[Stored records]
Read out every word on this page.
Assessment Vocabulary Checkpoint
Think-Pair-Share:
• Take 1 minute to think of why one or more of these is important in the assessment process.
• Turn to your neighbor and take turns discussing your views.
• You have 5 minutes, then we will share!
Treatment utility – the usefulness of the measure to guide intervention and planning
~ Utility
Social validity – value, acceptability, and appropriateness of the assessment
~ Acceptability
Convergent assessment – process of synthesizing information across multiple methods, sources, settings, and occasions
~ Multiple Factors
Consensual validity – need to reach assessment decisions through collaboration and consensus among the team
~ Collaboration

Requirement - Return all lines containing "process".

Solution to this problem -
• Take 1 minute to think of why one or more of these is important in the assessment process.
Convergent assessment – process of synthesizing information across multiple methods, sources, settings, and occasions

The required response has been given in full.